## start
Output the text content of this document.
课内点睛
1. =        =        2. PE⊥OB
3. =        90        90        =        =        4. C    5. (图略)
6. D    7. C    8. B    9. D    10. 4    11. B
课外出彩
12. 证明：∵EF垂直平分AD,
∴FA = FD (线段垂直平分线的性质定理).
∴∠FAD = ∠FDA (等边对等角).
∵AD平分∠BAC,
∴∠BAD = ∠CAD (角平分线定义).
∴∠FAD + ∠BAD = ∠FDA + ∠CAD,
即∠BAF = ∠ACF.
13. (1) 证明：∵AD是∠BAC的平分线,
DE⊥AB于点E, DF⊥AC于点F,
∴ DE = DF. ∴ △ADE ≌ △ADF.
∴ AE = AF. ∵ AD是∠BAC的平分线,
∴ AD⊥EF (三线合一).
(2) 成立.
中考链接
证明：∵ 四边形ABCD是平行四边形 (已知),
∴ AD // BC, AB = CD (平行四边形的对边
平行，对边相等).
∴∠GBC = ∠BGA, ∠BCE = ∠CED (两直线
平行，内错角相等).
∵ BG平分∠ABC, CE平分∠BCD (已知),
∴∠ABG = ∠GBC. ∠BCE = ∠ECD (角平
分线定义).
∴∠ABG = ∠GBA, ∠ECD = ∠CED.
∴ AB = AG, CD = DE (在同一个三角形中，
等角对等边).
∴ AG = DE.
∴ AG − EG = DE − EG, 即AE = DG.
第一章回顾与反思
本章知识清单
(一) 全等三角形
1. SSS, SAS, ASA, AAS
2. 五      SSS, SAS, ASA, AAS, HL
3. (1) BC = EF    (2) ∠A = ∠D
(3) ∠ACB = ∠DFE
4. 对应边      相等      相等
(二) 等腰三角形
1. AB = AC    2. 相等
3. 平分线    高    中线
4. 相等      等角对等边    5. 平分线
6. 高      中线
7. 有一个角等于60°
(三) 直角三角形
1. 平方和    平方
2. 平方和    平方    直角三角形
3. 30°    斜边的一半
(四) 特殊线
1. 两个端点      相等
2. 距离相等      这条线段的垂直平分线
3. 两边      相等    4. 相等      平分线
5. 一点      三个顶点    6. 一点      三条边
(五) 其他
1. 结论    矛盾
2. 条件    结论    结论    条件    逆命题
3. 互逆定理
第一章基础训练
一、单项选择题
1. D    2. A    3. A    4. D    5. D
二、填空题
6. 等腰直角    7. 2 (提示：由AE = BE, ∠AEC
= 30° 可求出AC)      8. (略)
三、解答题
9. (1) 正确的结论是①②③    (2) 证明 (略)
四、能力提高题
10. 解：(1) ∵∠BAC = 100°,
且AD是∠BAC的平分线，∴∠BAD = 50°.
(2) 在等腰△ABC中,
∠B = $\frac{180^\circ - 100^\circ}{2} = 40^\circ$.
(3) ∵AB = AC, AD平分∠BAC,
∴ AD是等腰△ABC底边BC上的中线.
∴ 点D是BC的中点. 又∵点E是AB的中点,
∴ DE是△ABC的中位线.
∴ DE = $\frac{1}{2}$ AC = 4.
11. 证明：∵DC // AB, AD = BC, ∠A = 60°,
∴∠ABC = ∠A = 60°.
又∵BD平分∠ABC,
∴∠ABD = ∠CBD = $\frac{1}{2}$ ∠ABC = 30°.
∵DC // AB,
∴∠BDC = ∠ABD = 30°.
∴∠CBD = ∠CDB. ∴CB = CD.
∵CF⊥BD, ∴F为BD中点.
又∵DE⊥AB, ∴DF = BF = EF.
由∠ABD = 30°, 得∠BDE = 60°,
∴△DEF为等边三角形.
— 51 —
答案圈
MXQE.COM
## end
» Task description
Of all the lines in the entries, how many contain the word "BAC的平分线"? Give only the number.

» Result
3